* _To be done_
Turn every line of the item below into a numbered list, leaving out any blank lines.

* _Information shown_

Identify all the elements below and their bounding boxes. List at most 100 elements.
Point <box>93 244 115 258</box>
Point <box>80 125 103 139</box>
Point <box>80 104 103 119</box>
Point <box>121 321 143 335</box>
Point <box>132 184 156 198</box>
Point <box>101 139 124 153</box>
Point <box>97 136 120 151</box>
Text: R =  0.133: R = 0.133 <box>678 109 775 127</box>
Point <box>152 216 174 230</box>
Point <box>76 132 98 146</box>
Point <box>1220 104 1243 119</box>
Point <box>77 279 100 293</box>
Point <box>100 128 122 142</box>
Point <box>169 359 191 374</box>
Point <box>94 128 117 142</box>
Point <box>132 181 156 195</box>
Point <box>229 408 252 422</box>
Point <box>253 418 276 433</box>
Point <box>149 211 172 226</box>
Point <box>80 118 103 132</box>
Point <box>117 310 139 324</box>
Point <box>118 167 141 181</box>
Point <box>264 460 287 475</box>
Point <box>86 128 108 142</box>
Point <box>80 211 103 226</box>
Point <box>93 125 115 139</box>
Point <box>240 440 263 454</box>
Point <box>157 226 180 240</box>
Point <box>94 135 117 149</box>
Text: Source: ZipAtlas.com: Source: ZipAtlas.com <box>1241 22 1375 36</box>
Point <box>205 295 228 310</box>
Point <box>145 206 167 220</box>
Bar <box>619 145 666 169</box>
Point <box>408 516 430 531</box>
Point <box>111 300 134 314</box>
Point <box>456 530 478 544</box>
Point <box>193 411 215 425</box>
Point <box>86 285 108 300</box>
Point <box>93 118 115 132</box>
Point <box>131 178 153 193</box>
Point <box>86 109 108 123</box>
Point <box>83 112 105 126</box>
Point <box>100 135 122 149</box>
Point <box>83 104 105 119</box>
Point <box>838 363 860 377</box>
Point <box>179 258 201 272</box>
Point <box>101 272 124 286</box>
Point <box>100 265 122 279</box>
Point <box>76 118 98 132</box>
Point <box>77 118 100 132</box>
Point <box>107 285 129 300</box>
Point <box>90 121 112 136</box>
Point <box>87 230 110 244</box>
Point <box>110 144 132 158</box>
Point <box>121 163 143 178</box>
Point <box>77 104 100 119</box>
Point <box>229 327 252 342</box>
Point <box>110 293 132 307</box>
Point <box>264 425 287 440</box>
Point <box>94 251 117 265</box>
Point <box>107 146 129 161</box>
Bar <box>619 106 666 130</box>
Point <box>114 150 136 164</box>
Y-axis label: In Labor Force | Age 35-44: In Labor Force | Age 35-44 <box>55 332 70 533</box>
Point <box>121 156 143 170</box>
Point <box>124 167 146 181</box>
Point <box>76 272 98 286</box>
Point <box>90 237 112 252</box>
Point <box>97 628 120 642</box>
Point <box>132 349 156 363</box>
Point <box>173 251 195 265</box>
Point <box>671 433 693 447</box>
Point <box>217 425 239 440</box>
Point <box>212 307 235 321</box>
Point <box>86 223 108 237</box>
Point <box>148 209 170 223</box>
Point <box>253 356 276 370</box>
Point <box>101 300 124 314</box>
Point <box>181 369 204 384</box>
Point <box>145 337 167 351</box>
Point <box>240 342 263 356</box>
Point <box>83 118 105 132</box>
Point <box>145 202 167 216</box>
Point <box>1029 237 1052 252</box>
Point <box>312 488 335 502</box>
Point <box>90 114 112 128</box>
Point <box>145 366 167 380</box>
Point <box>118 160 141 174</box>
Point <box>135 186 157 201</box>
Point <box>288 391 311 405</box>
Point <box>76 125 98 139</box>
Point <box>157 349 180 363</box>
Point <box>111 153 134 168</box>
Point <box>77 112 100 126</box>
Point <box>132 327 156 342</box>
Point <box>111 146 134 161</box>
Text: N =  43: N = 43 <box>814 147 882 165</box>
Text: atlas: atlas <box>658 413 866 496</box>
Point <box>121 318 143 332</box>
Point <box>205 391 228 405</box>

* _Response_
1. Identify all the elements below and their bounding boxes. List at most 100 elements.
2. Point <box>93 244 115 258</box>
3. Point <box>80 125 103 139</box>
4. Point <box>80 104 103 119</box>
5. Point <box>121 321 143 335</box>
6. Point <box>132 184 156 198</box>
7. Point <box>101 139 124 153</box>
8. Point <box>97 136 120 151</box>
9. Text: R =  0.133: R = 0.133 <box>678 109 775 127</box>
10. Point <box>152 216 174 230</box>
11. Point <box>76 132 98 146</box>
12. Point <box>1220 104 1243 119</box>
13. Point <box>77 279 100 293</box>
14. Point <box>100 128 122 142</box>
15. Point <box>169 359 191 374</box>
16. Point <box>94 128 117 142</box>
17. Point <box>132 181 156 195</box>
18. Point <box>229 408 252 422</box>
19. Point <box>253 418 276 433</box>
20. Point <box>149 211 172 226</box>
21. Point <box>80 118 103 132</box>
22. Point <box>117 310 139 324</box>
23. Point <box>118 167 141 181</box>
24. Point <box>264 460 287 475</box>
25. Point <box>86 128 108 142</box>
26. Point <box>80 211 103 226</box>
27. Point <box>93 125 115 139</box>
28. Point <box>240 440 263 454</box>
29. Point <box>157 226 180 240</box>
30. Point <box>94 135 117 149</box>
31. Text: Source: ZipAtlas.com: Source: ZipAtlas.com <box>1241 22 1375 36</box>
32. Point <box>205 295 228 310</box>
33. Point <box>145 206 167 220</box>
34. Bar <box>619 145 666 169</box>
35. Point <box>408 516 430 531</box>
36. Point <box>111 300 134 314</box>
37. Point <box>456 530 478 544</box>
38. Point <box>193 411 215 425</box>
39. Point <box>86 285 108 300</box>
40. Point <box>93 118 115 132</box>
41. Point <box>131 178 153 193</box>
42. Point <box>86 109 108 123</box>
43. Point <box>83 112 105 126</box>
44. Point <box>100 135 122 149</box>
45. Point <box>83 104 105 119</box>
46. Point <box>838 363 860 377</box>
47. Point <box>179 258 201 272</box>
48. Point <box>101 272 124 286</box>
49. Point <box>100 265 122 279</box>
50. Point <box>76 118 98 132</box>
51. Point <box>77 118 100 132</box>
52. Point <box>107 285 129 300</box>
53. Point <box>90 121 112 136</box>
54. Point <box>87 230 110 244</box>
55. Point <box>110 144 132 158</box>
56. Point <box>121 163 143 178</box>
57. Point <box>77 104 100 119</box>
58. Point <box>229 327 252 342</box>
59. Point <box>110 293 132 307</box>
60. Point <box>264 425 287 440</box>
61. Point <box>94 251 117 265</box>
62. Point <box>107 146 129 161</box>
63. Bar <box>619 106 666 130</box>
64. Point <box>114 150 136 164</box>
65. Y-axis label: In Labor Force | Age 35-44: In Labor Force | Age 35-44 <box>55 332 70 533</box>
66. Point <box>121 156 143 170</box>
67. Point <box>124 167 146 181</box>
68. Point <box>76 272 98 286</box>
69. Point <box>90 237 112 252</box>
70. Point <box>97 628 120 642</box>
71. Point <box>132 349 156 363</box>
72. Point <box>173 251 195 265</box>
73. Point <box>671 433 693 447</box>
74. Point <box>217 425 239 440</box>
75. Point <box>212 307 235 321</box>
76. Point <box>86 223 108 237</box>
77. Point <box>148 209 170 223</box>
78. Point <box>253 356 276 370</box>
79. Point <box>101 300 124 314</box>
80. Point <box>181 369 204 384</box>
81. Point <box>145 337 167 351</box>
82. Point <box>240 342 263 356</box>
83. Point <box>83 118 105 132</box>
84. Point <box>145 202 167 216</box>
85. Point <box>1029 237 1052 252</box>
86. Point <box>312 488 335 502</box>
87. Point <box>90 114 112 128</box>
88. Point <box>145 366 167 380</box>
89. Point <box>118 160 141 174</box>
90. Point <box>135 186 157 201</box>
91. Point <box>288 391 311 405</box>
92. Point <box>76 125 98 139</box>
93. Point <box>157 349 180 363</box>
94. Point <box>111 153 134 168</box>
95. Point <box>77 112 100 126</box>
96. Point <box>132 327 156 342</box>
97. Point <box>111 146 134 161</box>
98. Text: N =  43: N = 43 <box>814 147 882 165</box>
99. Text: atlas: atlas <box>658 413 866 496</box>
100. Point <box>121 318 143 332</box>
101. Point <box>205 391 228 405</box>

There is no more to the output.